STATED EXERCISE: Which lines hold the word "stroke"? Copy each of them from the material.

DATA SHOWN:
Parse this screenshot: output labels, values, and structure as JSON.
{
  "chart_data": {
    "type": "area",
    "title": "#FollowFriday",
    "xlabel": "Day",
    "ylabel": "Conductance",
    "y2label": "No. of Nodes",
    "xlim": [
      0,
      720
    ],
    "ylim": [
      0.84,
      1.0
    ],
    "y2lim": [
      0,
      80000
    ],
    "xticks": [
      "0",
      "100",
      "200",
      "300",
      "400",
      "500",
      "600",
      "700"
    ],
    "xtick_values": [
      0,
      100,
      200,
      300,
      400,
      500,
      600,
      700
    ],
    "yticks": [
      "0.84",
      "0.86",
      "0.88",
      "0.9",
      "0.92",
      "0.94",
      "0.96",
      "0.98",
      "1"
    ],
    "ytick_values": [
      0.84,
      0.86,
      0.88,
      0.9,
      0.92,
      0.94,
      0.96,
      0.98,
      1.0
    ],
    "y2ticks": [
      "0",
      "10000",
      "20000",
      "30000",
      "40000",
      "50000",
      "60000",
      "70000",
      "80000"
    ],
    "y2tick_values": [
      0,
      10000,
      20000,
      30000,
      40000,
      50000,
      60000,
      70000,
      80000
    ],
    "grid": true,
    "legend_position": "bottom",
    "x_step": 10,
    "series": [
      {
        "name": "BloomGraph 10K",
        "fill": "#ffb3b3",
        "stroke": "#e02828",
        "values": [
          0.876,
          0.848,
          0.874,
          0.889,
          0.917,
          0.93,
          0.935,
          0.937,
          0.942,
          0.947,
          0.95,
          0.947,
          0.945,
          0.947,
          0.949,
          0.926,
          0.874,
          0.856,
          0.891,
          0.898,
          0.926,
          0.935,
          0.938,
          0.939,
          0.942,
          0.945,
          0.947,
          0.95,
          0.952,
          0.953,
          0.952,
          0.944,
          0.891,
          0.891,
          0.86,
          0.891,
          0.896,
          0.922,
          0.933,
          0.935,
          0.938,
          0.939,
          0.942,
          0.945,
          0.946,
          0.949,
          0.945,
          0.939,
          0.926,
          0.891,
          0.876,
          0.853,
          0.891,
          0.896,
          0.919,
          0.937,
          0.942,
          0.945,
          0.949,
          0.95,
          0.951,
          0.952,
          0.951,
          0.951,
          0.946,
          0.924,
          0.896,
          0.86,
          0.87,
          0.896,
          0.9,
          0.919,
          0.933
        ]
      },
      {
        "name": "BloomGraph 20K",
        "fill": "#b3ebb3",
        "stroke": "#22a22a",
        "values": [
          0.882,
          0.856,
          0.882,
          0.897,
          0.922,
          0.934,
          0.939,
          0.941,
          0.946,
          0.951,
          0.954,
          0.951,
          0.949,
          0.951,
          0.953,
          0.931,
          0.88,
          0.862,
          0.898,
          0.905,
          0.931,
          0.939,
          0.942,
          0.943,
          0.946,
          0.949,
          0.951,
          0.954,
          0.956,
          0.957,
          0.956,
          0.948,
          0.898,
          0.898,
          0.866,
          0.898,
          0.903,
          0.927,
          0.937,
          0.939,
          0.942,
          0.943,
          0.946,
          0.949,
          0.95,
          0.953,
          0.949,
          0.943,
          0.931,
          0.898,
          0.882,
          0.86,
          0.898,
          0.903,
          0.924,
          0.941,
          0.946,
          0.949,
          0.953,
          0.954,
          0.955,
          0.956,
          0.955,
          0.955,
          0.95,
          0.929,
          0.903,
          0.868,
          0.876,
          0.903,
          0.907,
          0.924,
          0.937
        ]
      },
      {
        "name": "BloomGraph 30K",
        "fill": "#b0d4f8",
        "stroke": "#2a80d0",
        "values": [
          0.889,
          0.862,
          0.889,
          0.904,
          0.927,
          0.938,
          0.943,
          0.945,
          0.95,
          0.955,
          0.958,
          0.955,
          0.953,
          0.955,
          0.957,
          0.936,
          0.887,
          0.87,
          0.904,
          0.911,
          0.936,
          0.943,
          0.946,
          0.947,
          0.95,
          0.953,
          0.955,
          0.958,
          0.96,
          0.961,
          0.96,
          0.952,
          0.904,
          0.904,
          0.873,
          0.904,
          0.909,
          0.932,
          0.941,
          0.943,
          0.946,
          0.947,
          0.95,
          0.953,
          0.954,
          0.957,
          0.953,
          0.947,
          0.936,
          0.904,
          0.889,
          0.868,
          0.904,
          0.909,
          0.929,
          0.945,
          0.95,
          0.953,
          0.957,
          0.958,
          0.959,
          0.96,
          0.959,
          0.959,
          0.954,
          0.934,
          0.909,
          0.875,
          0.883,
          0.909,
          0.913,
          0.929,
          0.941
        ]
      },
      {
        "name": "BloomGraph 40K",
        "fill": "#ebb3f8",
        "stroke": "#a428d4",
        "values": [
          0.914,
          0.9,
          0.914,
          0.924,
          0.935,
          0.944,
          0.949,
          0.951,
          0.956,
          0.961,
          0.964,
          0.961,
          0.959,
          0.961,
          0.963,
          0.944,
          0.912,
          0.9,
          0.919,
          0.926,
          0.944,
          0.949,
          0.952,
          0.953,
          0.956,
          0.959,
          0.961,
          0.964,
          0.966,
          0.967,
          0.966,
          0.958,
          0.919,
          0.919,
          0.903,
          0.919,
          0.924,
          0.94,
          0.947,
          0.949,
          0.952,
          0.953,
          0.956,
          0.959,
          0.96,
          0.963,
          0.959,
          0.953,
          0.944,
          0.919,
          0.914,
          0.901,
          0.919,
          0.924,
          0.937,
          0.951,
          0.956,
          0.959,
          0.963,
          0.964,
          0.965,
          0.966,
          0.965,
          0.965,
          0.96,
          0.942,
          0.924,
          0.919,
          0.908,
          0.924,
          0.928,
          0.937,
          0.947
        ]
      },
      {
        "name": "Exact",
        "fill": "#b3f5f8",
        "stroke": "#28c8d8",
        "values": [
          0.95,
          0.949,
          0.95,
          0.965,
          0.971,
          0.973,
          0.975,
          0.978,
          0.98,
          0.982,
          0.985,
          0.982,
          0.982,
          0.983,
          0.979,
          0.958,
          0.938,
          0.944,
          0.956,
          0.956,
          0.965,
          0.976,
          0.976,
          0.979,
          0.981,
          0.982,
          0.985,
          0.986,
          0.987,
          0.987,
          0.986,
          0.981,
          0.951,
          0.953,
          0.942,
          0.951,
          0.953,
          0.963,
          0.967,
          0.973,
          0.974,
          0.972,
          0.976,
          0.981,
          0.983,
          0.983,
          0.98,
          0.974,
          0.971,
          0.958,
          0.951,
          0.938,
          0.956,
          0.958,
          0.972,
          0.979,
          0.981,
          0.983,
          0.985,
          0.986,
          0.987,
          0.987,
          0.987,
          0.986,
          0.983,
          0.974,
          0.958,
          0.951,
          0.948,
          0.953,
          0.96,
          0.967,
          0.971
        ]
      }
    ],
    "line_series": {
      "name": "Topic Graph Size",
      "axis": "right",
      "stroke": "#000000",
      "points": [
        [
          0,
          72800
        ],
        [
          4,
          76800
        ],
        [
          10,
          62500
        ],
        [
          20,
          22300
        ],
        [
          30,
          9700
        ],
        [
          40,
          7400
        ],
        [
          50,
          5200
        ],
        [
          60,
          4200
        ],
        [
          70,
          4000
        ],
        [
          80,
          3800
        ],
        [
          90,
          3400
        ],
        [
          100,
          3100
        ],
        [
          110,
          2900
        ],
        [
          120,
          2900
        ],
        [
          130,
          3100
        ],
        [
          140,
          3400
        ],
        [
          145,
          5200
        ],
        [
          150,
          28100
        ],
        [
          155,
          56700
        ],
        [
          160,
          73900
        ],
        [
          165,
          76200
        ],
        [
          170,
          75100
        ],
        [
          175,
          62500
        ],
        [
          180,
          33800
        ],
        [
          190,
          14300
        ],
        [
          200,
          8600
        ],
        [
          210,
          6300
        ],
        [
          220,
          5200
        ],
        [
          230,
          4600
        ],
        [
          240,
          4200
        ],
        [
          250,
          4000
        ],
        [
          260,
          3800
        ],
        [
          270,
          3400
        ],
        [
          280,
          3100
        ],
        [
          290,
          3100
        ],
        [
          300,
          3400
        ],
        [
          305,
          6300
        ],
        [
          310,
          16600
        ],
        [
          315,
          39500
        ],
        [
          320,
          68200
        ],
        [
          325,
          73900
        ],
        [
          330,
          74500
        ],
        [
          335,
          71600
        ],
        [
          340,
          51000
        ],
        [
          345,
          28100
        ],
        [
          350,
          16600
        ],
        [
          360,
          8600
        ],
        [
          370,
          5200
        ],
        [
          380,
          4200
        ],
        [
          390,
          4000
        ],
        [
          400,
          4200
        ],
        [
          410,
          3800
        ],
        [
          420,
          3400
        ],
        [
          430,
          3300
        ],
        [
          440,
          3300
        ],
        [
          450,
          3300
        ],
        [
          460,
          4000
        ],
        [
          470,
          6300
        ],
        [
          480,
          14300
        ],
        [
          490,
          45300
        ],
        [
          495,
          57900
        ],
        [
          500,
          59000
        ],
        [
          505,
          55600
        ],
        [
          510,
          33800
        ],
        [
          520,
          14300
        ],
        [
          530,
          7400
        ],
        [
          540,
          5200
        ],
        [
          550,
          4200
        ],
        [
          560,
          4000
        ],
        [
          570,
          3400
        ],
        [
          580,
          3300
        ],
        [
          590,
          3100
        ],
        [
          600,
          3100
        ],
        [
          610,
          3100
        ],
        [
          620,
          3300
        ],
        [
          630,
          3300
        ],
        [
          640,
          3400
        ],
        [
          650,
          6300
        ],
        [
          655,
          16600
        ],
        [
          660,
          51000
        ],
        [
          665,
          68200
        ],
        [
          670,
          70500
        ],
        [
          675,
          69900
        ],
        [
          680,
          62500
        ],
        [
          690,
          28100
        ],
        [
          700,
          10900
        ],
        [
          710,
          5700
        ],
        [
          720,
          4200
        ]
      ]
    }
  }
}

EXERCISE OUTPUT:
        "stroke": "#e02828",
        "stroke": "#22a22a",
        "stroke": "#2a80d0",
        "stroke": "#a428d4",
        "stroke": "#28c8d8",
      "stroke": "#000000",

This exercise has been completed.